Passage to read
# # # # #

Share this!

Until this country is willing to listen to their own Supreme Court and recognize hereditary rights and title, these unresolved issues will continue to end in confrontation. (Chantelle Bellrichard/CBC) If all the elected First Nations along the pipeline route signed agreements, why were there still protesters?

The above question kept coming up again and again from observers who didn’t quite understand why a blockade was set up at the Unist’ot’en camp in northern B.C., preventing work to proceed on the Coastal GasLink pipeline. A deal was reached Thursday between Wet’suwet’en hereditary chiefs and the RCMP to allow for pre-construction work, but the question for many still remained.

The short answer is this: there are two kinds of governance structures within Indigenous communities, and industry and government have only paying attention to one.

There’s the system required by the Indian Act — the chief and council — which is based in colonial law and was imposed rather than adopted. It is not universally recognized by Indigenous people.

# # # # #

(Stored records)
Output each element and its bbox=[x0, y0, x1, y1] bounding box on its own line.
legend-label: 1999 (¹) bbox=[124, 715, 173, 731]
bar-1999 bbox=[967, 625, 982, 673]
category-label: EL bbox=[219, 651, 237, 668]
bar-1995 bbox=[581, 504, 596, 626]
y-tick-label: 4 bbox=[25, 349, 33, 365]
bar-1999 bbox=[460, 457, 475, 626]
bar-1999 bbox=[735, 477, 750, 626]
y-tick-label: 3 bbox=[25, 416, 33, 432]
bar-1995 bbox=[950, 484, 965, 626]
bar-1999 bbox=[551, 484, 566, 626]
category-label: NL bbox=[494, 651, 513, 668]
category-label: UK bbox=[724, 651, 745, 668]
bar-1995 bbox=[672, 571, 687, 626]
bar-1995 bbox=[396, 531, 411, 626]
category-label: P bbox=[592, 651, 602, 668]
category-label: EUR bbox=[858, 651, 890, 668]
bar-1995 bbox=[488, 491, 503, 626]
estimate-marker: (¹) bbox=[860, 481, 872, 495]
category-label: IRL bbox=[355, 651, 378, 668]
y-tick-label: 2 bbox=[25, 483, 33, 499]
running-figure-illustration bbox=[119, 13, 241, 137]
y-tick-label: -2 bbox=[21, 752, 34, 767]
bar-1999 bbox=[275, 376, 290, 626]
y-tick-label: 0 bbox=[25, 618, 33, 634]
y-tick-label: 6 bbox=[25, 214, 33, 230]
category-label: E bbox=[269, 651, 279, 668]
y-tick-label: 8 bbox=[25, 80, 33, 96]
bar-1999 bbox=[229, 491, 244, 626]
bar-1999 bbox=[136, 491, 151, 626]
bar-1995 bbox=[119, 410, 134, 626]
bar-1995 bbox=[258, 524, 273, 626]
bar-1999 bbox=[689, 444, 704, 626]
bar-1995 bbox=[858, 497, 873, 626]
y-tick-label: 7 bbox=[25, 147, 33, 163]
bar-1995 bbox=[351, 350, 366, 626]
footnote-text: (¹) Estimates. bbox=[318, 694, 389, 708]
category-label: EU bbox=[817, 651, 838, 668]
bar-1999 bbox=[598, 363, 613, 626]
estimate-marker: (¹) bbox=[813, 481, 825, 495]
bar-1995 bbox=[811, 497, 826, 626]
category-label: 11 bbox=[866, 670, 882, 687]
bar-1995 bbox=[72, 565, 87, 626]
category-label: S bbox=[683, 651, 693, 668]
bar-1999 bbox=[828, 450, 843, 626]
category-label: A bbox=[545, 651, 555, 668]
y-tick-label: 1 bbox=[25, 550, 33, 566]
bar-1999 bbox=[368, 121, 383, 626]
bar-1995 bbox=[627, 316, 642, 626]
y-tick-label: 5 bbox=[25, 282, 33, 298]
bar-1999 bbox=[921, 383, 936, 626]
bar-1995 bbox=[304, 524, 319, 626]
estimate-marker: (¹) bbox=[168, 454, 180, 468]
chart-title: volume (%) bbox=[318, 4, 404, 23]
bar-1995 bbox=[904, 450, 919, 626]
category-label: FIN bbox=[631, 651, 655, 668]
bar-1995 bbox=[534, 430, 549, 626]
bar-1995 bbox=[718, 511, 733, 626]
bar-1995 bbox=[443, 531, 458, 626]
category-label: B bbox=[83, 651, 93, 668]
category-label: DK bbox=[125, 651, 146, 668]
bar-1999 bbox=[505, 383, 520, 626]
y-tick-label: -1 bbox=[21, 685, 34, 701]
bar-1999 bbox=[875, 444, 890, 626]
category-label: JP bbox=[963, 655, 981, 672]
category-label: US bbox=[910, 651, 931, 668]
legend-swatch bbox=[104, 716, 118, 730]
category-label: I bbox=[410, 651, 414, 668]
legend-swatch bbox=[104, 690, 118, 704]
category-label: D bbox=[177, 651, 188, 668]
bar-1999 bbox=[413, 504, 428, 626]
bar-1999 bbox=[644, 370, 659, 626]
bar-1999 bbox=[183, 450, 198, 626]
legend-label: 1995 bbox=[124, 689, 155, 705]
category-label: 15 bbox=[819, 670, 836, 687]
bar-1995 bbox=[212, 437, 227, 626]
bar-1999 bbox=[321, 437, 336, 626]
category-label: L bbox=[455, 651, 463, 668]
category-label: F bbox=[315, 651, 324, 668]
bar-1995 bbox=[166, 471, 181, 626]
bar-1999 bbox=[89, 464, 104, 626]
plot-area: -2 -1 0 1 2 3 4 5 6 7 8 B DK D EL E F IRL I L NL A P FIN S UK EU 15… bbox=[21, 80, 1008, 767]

# # # # #

What to do
(a) Please answer these questions from the pipeline blockade passage above:
(i) Where was the blockade set up?
(ii) Who reached a deal on Thursday?
(iii) Which system does the Indian Act require?
(b) Set down word for word the section of the pipeline blockade passage starting at "The short answer" and ending at "by Indigenous people.".

List of solutions
(a)
(i) At the Unist’ot’en camp in northern B.C.
(ii) Wet’suwet’en hereditary chiefs and the RCMP.
(iii) The chief and council.

(b)
The short answer is this: there are two kinds of governance structures within Indigenous communities, and industry and government have only paying attention to one.

There’s the system required by the Indian Act — the chief and council — which is based in colonial law and was imposed rather than adopted. It is not universally recognized by Indigenous people.